START EXCERPT

Vietnamese model (born 1997)

Bui Thai Bao Chau (born November 13, 1997), better known by her stage name Chau Bui, is a Vietnamese fashionista and model. She was previously featured on Forbes magazine's 30 Under 30 Asia list.

== Early life ==
Châu Bùi was born on November 13, 1997, in Hanoi to a family of civil servants. She was initially steered toward studying at the University of Commerce like her older sister; however, after graduating high school, Châu discovered a passion for fashion and asked her family for permission to pursue it, but faced opposition. She also spent some time selling coconut oil and opening a tutoring center. At age 17, she entered the modeling world by shooting for several fashion brands. In the beginning, Châu Bùi didn't stand out much, weighing only 39 kg and standing 1.58m tall. Because of this, Châu took up bodybuilding to improve her physique.

END EXCERPT
START LISTED ENTRIES

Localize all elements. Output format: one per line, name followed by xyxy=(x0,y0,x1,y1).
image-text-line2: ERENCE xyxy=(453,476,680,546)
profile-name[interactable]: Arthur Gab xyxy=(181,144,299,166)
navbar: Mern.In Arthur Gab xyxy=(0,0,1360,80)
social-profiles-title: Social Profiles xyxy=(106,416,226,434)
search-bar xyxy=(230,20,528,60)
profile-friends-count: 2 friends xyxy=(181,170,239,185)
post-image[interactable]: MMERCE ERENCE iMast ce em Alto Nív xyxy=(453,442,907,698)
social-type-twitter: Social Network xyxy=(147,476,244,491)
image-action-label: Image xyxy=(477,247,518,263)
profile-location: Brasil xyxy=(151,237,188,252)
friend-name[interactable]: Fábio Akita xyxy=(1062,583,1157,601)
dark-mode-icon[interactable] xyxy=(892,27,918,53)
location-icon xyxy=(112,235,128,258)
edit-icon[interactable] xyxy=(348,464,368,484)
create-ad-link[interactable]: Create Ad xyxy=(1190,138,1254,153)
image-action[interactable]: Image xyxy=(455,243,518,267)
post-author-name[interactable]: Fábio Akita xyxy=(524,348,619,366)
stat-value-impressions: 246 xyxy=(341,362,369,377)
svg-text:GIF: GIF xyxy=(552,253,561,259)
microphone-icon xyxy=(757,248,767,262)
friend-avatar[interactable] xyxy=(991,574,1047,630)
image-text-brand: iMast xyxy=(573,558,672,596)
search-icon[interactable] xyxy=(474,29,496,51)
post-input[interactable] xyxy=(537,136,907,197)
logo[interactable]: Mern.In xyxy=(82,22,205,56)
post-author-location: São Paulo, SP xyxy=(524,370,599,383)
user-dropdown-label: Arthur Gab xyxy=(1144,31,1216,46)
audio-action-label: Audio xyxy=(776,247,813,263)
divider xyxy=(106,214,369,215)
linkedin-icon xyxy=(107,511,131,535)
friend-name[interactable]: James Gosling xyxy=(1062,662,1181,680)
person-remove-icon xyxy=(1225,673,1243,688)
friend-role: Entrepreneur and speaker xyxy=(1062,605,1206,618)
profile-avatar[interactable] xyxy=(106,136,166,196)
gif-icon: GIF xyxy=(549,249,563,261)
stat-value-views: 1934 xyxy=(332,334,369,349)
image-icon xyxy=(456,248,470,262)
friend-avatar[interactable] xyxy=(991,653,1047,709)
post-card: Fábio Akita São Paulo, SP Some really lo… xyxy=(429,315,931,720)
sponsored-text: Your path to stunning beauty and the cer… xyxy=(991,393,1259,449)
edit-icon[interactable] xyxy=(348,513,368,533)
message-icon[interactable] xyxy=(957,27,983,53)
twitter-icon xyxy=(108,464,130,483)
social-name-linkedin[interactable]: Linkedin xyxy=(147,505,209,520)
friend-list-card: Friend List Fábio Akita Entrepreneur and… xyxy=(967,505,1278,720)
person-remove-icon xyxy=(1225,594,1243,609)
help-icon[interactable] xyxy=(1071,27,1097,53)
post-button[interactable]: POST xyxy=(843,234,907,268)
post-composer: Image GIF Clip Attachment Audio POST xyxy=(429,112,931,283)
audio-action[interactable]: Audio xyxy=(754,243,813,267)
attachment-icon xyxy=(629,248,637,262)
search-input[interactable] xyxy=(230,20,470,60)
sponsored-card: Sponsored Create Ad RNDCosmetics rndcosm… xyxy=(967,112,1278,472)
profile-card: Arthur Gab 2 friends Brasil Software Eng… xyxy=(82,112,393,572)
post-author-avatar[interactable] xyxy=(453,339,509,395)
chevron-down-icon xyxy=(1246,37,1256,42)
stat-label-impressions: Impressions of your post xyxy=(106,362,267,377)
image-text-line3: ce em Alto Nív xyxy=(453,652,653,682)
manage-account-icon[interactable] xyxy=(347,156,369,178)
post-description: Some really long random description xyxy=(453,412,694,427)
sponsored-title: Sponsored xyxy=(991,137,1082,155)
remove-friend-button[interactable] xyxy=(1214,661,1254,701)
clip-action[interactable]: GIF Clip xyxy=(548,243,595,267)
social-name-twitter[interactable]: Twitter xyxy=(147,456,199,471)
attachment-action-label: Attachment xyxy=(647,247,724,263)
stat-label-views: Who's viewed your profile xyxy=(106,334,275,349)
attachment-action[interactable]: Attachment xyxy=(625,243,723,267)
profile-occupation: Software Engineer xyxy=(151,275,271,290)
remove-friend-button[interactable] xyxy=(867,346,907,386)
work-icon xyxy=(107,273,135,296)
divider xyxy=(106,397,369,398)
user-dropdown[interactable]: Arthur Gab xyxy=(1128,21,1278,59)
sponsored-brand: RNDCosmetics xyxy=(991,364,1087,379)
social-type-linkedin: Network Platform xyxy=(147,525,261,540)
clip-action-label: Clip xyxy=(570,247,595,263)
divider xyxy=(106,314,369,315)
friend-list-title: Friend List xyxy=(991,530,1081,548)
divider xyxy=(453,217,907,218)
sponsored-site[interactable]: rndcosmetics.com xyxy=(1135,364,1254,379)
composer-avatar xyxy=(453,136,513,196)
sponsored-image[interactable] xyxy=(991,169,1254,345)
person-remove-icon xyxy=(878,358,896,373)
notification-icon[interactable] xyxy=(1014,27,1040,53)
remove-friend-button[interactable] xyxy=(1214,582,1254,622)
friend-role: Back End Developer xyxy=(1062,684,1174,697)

END LISTED ENTRIES

PROMPT A —
Reproduce everything in the Chau Bui excerpt from "Vietnamese model (born" down to "improve her physique.".
PROMPT B —
Translate this sentence from the Chau Bui excerpt into Spanish: "At age 17, she entered the modeling world by shooting for several fashion brands."
The data are not required here and may be set aside.

TASK ANSWER A —
Vietnamese model (born 1997)

Bui Thai Bao Chau (born November 13, 1997), better known by her stage name Chau Bui, is a Vietnamese fashionista and model. She was previously featured on Forbes magazine's 30 Under 30 Asia list.

== Early life ==
Châu Bùi was born on November 13, 1997, in Hanoi to a family of civil servants. She was initially steered toward studying at the University of Commerce like her older sister; however, after graduating high school, Châu discovered a passion for fashion and asked her family for permission to pursue it, but faced opposition. She also spent some time selling coconut oil and opening a tutoring center. At age 17, she entered the modeling world by shooting for several fashion brands. In the beginning, Châu Bùi didn't stand out much, weighing only 39 kg and standing 1.58m tall. Because of this, Châu took up bodybuilding to improve her physique.

TASK ANSWER B —
A los 17 años, entró en el mundo del modelaje haciendo sesiones de fotos para varias marcas de moda.